::: Dataset

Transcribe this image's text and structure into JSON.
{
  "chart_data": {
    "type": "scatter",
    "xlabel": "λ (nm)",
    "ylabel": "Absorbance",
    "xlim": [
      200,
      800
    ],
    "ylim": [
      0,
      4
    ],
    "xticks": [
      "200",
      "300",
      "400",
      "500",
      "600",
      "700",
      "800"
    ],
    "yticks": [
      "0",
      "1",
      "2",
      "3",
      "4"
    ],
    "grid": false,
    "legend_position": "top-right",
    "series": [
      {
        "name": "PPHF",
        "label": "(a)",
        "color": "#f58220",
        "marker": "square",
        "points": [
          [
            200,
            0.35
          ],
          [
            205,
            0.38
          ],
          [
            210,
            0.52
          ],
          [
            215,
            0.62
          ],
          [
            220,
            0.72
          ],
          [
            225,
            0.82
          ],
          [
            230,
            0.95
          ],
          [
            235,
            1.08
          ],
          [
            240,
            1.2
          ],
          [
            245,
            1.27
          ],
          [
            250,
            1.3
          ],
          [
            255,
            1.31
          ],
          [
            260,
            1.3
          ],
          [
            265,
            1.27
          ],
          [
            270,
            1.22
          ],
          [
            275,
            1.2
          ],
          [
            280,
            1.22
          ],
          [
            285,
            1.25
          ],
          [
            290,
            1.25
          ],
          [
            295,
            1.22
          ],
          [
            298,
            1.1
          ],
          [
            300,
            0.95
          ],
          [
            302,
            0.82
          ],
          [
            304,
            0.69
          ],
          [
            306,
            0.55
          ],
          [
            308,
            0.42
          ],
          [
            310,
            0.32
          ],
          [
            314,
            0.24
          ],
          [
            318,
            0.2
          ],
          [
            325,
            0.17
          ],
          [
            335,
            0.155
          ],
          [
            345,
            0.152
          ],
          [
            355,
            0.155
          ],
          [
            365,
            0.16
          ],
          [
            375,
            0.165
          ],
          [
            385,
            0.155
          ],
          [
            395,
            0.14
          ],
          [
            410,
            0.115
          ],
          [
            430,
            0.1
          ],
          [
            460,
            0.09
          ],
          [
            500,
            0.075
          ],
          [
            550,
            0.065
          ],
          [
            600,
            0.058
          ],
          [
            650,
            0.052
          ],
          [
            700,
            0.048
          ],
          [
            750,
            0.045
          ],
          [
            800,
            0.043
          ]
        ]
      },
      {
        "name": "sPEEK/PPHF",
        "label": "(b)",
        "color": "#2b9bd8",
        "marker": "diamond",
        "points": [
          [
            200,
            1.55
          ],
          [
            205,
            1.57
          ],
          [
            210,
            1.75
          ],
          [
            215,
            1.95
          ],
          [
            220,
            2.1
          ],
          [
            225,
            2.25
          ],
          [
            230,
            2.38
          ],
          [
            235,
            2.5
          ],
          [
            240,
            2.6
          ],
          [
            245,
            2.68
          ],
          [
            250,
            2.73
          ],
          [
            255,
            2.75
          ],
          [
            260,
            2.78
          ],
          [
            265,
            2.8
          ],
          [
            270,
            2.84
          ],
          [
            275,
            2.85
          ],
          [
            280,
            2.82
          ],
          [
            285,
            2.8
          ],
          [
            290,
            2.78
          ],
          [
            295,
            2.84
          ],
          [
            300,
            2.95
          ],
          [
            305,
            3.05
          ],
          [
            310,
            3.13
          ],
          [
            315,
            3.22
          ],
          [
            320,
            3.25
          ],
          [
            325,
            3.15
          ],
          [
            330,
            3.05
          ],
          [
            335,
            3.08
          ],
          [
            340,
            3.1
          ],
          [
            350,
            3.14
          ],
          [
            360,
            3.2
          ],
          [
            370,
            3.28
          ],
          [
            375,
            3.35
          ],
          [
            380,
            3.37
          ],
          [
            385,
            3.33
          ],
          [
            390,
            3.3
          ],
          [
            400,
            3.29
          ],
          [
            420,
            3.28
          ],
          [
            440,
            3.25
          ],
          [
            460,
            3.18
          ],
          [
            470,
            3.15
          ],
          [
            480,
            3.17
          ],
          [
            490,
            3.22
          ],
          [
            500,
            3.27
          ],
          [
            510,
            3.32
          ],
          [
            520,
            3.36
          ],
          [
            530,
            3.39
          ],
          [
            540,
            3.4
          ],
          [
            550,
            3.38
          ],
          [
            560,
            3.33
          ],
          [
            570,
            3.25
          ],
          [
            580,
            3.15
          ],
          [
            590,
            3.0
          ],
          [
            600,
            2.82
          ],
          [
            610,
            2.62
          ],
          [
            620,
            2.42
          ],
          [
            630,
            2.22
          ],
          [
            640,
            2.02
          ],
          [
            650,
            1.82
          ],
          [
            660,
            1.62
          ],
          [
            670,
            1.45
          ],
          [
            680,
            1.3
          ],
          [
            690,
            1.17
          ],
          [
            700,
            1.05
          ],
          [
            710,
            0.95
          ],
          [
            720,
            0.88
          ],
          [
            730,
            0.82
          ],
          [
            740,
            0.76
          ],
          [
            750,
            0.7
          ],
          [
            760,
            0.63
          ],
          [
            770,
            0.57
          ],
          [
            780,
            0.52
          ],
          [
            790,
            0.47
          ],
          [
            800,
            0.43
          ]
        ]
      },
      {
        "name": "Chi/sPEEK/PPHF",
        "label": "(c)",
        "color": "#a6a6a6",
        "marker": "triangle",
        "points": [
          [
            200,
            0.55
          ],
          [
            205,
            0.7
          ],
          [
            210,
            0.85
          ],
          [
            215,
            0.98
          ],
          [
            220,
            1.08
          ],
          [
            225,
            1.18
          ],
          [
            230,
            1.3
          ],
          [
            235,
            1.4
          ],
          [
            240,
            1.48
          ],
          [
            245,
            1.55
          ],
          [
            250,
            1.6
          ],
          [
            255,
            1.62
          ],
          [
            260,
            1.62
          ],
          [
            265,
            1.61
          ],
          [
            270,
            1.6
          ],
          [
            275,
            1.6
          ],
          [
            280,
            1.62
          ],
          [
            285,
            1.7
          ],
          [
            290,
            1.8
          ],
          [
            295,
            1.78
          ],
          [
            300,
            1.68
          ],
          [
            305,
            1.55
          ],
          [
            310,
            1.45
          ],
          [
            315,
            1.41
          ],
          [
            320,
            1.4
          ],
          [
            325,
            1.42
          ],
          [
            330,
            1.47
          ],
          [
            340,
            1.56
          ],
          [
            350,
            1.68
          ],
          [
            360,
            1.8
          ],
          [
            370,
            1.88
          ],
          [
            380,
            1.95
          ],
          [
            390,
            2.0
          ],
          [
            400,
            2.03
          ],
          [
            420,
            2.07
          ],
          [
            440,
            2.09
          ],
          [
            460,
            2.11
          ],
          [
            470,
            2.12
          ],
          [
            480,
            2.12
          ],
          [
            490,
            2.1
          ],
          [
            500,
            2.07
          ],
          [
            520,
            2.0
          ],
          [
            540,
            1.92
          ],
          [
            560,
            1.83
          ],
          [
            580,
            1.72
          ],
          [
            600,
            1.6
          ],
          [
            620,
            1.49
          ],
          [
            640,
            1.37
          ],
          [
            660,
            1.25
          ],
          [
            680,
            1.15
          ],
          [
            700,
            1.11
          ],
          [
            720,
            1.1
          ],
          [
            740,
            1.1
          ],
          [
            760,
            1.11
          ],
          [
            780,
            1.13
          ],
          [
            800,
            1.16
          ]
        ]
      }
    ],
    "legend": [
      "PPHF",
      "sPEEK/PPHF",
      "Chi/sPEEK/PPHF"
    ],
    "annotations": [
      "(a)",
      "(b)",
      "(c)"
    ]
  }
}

::::::

▸ **Work instructions**:
Print the records above exactly as they appear.

▸ **Result for this task**:
Transcribe this image's text and structure into JSON.
{
  "chart_data": {
    "type": "scatter",
    "xlabel": "λ (nm)",
    "ylabel": "Absorbance",
    "xlim": [
      200,
      800
    ],
    "ylim": [
      0,
      4
    ],
    "xticks": [
      "200",
      "300",
      "400",
      "500",
      "600",
      "700",
      "800"
    ],
    "yticks": [
      "0",
      "1",
      "2",
      "3",
      "4"
    ],
    "grid": false,
    "legend_position": "top-right",
    "series": [
      {
        "name": "PPHF",
        "label": "(a)",
        "color": "#f58220",
        "marker": "square",
        "points": [
          [
            200,
            0.35
          ],
          [
            205,
            0.38
          ],
          [
            210,
            0.52
          ],
          [
            215,
            0.62
          ],
          [
            220,
            0.72
          ],
          [
            225,
            0.82
          ],
          [
            230,
            0.95
          ],
          [
            235,
            1.08
          ],
          [
            240,
            1.2
          ],
          [
            245,
            1.27
          ],
          [
            250,
            1.3
          ],
          [
            255,
            1.31
          ],
          [
            260,
            1.3
          ],
          [
            265,
            1.27
          ],
          [
            270,
            1.22
          ],
          [
            275,
            1.2
          ],
          [
            280,
            1.22
          ],
          [
            285,
            1.25
          ],
          [
            290,
            1.25
          ],
          [
            295,
            1.22
          ],
          [
            298,
            1.1
          ],
          [
            300,
            0.95
          ],
          [
            302,
            0.82
          ],
          [
            304,
            0.69
          ],
          [
            306,
            0.55
          ],
          [
            308,
            0.42
          ],
          [
            310,
            0.32
          ],
          [
            314,
            0.24
          ],
          [
            318,
            0.2
          ],
          [
            325,
            0.17
          ],
          [
            335,
            0.155
          ],
          [
            345,
            0.152
          ],
          [
            355,
            0.155
          ],
          [
            365,
            0.16
          ],
          [
            375,
            0.165
          ],
          [
            385,
            0.155
          ],
          [
            395,
            0.14
          ],
          [
            410,
            0.115
          ],
          [
            430,
            0.1
          ],
          [
            460,
            0.09
          ],
          [
            500,
            0.075
          ],
          [
            550,
            0.065
          ],
          [
            600,
            0.058
          ],
          [
            650,
            0.052
          ],
          [
            700,
            0.048
          ],
          [
            750,
            0.045
          ],
          [
            800,
            0.043
          ]
        ]
      },
      {
        "name": "sPEEK/PPHF",
        "label": "(b)",
        "color": "#2b9bd8",
        "marker": "diamond",
        "points": [
          [
            200,
            1.55
          ],
          [
            205,
            1.57
          ],
          [
            210,
            1.75
          ],
          [
            215,
            1.95
          ],
          [
            220,
            2.1
          ],
          [
            225,
            2.25
          ],
          [
            230,
            2.38
          ],
          [
            235,
            2.5
          ],
          [
            240,
            2.6
          ],
          [
            245,
            2.68
          ],
          [
            250,
            2.73
          ],
          [
            255,
            2.75
          ],
          [
            260,
            2.78
          ],
          [
            265,
            2.8
          ],
          [
            270,
            2.84
          ],
          [
            275,
            2.85
          ],
          [
            280,
            2.82
          ],
          [
            285,
            2.8
          ],
          [
            290,
            2.78
          ],
          [
            295,
            2.84
          ],
          [
            300,
            2.95
          ],
          [
            305,
            3.05
          ],
          [
            310,
            3.13
          ],
          [
            315,
            3.22
          ],
          [
            320,
            3.25
          ],
          [
            325,
            3.15
          ],
          [
            330,
            3.05
          ],
          [
            335,
            3.08
          ],
          [
            340,
            3.1
          ],
          [
            350,
            3.14
          ],
          [
            360,
            3.2
          ],
          [
            370,
            3.28
          ],
          [
            375,
            3.35
          ],
          [
            380,
            3.37
          ],
          [
            385,
            3.33
          ],
          [
            390,
            3.3
          ],
          [
            400,
            3.29
          ],
          [
            420,
            3.28
          ],
          [
            440,
            3.25
          ],
          [
            460,
            3.18
          ],
          [
            470,
            3.15
          ],
          [
            480,
            3.17
          ],
          [
            490,
            3.22
          ],
          [
            500,
            3.27
          ],
          [
            510,
            3.32
          ],
          [
            520,
            3.36
          ],
          [
            530,
            3.39
          ],
          [
            540,
            3.4
          ],
          [
            550,
            3.38
          ],
          [
            560,
            3.33
          ],
          [
            570,
            3.25
          ],
          [
            580,
            3.15
          ],
          [
            590,
            3.0
          ],
          [
            600,
            2.82
          ],
          [
            610,
            2.62
          ],
          [
            620,
            2.42
          ],
          [
            630,
            2.22
          ],
          [
            640,
            2.02
          ],
          [
            650,
            1.82
          ],
          [
            660,
            1.62
          ],
          [
            670,
            1.45
          ],
          [
            680,
            1.3
          ],
          [
            690,
            1.17
          ],
          [
            700,
            1.05
          ],
          [
            710,
            0.95
          ],
          [
            720,
            0.88
          ],
          [
            730,
            0.82
          ],
          [
            740,
            0.76
          ],
          [
            750,
            0.7
          ],
          [
            760,
            0.63
          ],
          [
            770,
            0.57
          ],
          [
            780,
            0.52
          ],
          [
            790,
            0.47
          ],
          [
            800,
            0.43
          ]
        ]
      },
      {
        "name": "Chi/sPEEK/PPHF",
        "label": "(c)",
        "color": "#a6a6a6",
        "marker": "triangle",
        "points": [
          [
            200,
            0.55
          ],
          [
            205,
            0.7
          ],
          [
            210,
            0.85
          ],
          [
            215,
            0.98
          ],
          [
            220,
            1.08
          ],
          [
            225,
            1.18
          ],
          [
            230,
            1.3
          ],
          [
            235,
            1.4
          ],
          [
            240,
            1.48
          ],
          [
            245,
            1.55
          ],
          [
            250,
            1.6
          ],
          [
            255,
            1.62
          ],
          [
            260,
            1.62
          ],
          [
            265,
            1.61
          ],
          [
            270,
            1.6
          ],
          [
            275,
            1.6
          ],
          [
            280,
            1.62
          ],
          [
            285,
            1.7
          ],
          [
            290,
            1.8
          ],
          [
            295,
            1.78
          ],
          [
            300,
            1.68
          ],
          [
            305,
            1.55
          ],
          [
            310,
            1.45
          ],
          [
            315,
            1.41
          ],
          [
            320,
            1.4
          ],
          [
            325,
            1.42
          ],
          [
            330,
            1.47
          ],
          [
            340,
            1.56
          ],
          [
            350,
            1.68
          ],
          [
            360,
            1.8
          ],
          [
            370,
            1.88
          ],
          [
            380,
            1.95
          ],
          [
            390,
            2.0
          ],
          [
            400,
            2.03
          ],
          [
            420,
            2.07
          ],
          [
            440,
            2.09
          ],
          [
            460,
            2.11
          ],
          [
            470,
            2.12
          ],
          [
            480,
            2.12
          ],
          [
            490,
            2.1
          ],
          [
            500,
            2.07
          ],
          [
            520,
            2.0
          ],
          [
            540,
            1.92
          ],
          [
            560,
            1.83
          ],
          [
            580,
            1.72
          ],
          [
            600,
            1.6
          ],
          [
            620,
            1.49
          ],
          [
            640,
            1.37
          ],
          [
            660,
            1.25
          ],
          [
            680,
            1.15
          ],
          [
            700,
            1.11
          ],
          [
            720,
            1.1
          ],
          [
            740,
            1.1
          ],
          [
            760,
            1.11
          ],
          [
            780,
            1.13
          ],
          [
            800,
            1.16
          ]
        ]
      }
    ],
    "legend": [
      "PPHF",
      "sPEEK/PPHF",
      "Chi/sPEEK/PPHF"
    ],
    "annotations": [
      "(a)",
      "(b)",
      "(c)"
    ]
  }
}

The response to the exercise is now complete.